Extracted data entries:
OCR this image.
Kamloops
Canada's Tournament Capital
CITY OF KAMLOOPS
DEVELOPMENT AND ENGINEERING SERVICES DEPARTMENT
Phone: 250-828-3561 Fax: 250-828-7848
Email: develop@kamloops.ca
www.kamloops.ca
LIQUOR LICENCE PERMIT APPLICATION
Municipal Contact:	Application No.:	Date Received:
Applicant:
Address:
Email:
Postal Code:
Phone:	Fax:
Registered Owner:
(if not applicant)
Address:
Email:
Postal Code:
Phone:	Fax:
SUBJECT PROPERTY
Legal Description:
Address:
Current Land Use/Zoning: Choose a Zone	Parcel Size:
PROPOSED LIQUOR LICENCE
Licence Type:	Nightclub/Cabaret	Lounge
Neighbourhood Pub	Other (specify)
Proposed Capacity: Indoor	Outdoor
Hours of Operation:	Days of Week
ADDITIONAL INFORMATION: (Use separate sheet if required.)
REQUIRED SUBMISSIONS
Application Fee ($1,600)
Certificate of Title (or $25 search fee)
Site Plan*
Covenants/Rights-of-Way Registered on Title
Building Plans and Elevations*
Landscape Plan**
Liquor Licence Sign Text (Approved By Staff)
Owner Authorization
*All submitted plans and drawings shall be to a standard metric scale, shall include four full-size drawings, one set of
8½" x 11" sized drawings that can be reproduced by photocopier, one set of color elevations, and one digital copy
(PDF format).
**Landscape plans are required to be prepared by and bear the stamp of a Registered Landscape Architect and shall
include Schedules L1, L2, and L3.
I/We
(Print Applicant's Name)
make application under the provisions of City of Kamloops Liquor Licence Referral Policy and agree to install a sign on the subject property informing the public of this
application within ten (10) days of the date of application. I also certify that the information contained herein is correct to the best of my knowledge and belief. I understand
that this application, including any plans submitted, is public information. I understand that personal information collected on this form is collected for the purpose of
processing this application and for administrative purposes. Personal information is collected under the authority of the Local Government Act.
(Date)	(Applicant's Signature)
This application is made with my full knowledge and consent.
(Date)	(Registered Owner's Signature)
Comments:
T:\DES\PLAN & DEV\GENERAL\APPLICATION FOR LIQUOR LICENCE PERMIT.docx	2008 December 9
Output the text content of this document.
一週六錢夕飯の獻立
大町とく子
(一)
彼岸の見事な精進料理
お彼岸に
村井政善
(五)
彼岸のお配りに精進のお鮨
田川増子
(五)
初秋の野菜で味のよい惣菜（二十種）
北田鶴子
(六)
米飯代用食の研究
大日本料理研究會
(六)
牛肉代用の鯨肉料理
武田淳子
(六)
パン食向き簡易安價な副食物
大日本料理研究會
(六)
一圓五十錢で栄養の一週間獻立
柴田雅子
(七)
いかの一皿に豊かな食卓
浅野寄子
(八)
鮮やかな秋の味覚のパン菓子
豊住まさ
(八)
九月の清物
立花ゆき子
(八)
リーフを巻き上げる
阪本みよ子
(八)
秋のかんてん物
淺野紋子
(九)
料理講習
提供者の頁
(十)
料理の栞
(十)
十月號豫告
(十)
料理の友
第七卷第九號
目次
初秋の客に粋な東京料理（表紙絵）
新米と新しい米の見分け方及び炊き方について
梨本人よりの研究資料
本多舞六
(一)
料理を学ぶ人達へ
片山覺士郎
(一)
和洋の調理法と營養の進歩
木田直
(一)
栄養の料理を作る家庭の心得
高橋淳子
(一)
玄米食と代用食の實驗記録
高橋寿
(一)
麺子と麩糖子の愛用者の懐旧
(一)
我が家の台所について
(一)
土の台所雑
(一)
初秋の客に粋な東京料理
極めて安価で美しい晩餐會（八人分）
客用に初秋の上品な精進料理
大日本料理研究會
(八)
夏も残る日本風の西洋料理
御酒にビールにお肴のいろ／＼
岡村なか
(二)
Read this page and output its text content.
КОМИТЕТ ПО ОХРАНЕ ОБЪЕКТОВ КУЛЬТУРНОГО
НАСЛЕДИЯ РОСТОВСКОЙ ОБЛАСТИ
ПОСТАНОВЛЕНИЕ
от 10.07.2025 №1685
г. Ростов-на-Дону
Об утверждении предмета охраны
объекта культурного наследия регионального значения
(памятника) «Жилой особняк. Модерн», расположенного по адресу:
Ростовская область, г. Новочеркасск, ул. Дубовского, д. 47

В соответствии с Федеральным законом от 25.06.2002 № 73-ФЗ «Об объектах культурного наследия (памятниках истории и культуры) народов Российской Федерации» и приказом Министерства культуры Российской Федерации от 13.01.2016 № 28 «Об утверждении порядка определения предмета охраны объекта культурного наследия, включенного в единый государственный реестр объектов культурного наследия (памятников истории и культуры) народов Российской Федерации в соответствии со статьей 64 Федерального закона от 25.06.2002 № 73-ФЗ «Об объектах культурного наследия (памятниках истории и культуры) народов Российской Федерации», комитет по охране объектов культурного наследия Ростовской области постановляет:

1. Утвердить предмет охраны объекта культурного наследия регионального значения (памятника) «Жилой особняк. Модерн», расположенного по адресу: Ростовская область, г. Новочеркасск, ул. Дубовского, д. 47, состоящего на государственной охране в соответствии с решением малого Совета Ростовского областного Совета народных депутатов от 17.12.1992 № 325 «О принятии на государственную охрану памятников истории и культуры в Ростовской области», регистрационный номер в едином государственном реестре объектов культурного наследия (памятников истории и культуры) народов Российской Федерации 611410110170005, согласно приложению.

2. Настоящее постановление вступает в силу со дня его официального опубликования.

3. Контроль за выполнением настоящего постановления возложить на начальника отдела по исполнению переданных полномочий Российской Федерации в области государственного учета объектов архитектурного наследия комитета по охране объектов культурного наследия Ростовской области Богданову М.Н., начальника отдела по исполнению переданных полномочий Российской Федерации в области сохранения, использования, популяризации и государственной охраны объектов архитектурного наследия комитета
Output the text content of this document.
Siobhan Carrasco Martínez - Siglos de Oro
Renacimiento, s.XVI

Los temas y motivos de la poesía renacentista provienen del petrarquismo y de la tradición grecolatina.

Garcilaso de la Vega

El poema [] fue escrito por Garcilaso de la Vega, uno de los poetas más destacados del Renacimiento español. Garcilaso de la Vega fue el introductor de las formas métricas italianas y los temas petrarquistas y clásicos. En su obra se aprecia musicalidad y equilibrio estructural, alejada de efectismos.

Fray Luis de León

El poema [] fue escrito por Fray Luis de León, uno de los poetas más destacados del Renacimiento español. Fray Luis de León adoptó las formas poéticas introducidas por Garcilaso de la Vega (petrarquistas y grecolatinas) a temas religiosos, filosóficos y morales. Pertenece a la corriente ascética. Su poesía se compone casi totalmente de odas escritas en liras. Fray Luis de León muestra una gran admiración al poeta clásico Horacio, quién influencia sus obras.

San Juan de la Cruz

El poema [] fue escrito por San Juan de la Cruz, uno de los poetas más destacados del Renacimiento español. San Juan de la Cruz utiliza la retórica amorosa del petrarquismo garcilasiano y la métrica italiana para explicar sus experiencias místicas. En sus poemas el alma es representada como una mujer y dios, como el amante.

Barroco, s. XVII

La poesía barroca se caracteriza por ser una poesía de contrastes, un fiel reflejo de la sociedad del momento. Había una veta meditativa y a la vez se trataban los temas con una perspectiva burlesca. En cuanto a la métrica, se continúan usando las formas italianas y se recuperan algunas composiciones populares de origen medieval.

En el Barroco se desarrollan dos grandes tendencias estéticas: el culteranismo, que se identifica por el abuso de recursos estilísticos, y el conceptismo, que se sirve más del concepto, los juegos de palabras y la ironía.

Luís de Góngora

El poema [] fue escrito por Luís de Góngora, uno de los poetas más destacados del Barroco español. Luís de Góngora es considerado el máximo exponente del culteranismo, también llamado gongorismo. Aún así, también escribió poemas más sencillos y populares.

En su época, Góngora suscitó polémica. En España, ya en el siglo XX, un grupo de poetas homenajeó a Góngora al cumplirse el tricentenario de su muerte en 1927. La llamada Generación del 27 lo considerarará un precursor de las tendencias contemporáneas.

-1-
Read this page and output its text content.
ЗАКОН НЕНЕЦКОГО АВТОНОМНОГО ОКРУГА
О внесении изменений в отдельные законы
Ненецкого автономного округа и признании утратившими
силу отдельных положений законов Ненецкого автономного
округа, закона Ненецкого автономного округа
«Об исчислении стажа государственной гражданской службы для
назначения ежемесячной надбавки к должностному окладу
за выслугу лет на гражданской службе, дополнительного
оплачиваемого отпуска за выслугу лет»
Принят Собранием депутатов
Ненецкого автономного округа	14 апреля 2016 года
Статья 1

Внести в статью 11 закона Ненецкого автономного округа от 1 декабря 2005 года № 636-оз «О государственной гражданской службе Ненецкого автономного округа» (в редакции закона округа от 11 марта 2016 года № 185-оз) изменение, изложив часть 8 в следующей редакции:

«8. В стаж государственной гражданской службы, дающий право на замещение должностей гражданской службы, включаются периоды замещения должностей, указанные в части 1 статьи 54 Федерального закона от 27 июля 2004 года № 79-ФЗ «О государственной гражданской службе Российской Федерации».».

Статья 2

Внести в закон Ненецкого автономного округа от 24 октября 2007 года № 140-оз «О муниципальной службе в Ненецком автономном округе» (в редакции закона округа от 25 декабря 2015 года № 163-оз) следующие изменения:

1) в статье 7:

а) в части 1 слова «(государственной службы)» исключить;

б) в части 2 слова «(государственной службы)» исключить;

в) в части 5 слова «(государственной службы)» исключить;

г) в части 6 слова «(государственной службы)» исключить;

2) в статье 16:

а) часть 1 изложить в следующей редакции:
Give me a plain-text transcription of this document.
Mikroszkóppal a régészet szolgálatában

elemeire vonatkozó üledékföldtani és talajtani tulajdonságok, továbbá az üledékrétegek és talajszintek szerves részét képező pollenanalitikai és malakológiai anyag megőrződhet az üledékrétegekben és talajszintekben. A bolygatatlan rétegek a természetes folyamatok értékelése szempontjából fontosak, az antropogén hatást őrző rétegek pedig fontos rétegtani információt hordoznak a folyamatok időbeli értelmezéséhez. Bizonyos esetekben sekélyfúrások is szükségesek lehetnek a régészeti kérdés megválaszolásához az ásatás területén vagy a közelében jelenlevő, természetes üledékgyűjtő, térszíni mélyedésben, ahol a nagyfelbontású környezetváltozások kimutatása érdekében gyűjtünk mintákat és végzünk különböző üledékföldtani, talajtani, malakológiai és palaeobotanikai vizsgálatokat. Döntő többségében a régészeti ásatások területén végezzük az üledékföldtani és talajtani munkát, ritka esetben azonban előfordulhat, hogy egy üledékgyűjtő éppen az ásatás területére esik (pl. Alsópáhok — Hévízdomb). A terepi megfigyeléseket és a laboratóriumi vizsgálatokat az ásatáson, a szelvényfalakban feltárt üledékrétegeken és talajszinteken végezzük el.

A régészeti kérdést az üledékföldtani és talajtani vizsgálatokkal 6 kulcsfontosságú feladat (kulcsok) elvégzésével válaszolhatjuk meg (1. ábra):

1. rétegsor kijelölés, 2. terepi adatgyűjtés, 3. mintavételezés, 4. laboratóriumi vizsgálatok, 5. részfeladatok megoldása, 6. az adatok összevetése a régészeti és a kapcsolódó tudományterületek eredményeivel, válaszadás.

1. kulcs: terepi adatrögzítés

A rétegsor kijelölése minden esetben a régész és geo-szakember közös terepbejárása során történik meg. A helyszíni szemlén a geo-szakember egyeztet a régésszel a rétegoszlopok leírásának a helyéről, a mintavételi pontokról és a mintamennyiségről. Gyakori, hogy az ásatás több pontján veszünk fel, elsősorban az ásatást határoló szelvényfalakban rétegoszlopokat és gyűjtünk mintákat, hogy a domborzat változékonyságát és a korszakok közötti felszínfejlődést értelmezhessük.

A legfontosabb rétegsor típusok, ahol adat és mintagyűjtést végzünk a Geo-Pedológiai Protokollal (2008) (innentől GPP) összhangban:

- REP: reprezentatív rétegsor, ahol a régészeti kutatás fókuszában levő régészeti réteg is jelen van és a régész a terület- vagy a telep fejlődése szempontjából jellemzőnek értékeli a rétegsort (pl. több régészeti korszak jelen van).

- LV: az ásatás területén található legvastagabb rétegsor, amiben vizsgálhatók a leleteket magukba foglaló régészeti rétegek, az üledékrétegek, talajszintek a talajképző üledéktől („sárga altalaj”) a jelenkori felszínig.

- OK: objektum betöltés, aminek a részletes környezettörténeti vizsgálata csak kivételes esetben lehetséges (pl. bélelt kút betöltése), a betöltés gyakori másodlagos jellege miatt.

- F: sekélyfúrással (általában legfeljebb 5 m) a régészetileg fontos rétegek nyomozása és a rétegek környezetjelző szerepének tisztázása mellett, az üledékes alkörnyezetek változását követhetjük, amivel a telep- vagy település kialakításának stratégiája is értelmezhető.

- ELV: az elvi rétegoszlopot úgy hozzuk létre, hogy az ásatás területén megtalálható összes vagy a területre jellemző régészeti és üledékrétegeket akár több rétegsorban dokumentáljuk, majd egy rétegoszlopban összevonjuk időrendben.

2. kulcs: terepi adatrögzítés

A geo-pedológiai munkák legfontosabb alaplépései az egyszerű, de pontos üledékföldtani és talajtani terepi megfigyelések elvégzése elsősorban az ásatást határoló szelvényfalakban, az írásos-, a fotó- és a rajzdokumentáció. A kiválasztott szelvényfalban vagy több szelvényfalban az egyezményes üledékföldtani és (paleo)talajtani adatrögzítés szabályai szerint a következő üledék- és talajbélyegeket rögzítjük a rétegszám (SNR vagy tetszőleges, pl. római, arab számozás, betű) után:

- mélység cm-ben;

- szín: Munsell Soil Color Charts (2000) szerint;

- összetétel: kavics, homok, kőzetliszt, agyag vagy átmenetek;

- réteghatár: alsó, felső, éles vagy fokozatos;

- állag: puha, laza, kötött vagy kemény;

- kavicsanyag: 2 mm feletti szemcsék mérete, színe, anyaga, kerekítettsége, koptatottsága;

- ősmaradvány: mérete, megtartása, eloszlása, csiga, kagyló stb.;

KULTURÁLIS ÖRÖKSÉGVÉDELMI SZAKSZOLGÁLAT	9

What is required:
Locate all lines in the listing above with the word "that". Copy them.

The result:
8½" x 11" sized drawings that can be reproduced by photocopier, one set of color elevations, and one digital copy
application within ten (10) days of the date of application. I also certify that the information contained herein is correct to the best of my knowledge and belief. I understand
that this application, including any plans submitted, is public information. I understand that personal information collected on this form is collected for the purpose of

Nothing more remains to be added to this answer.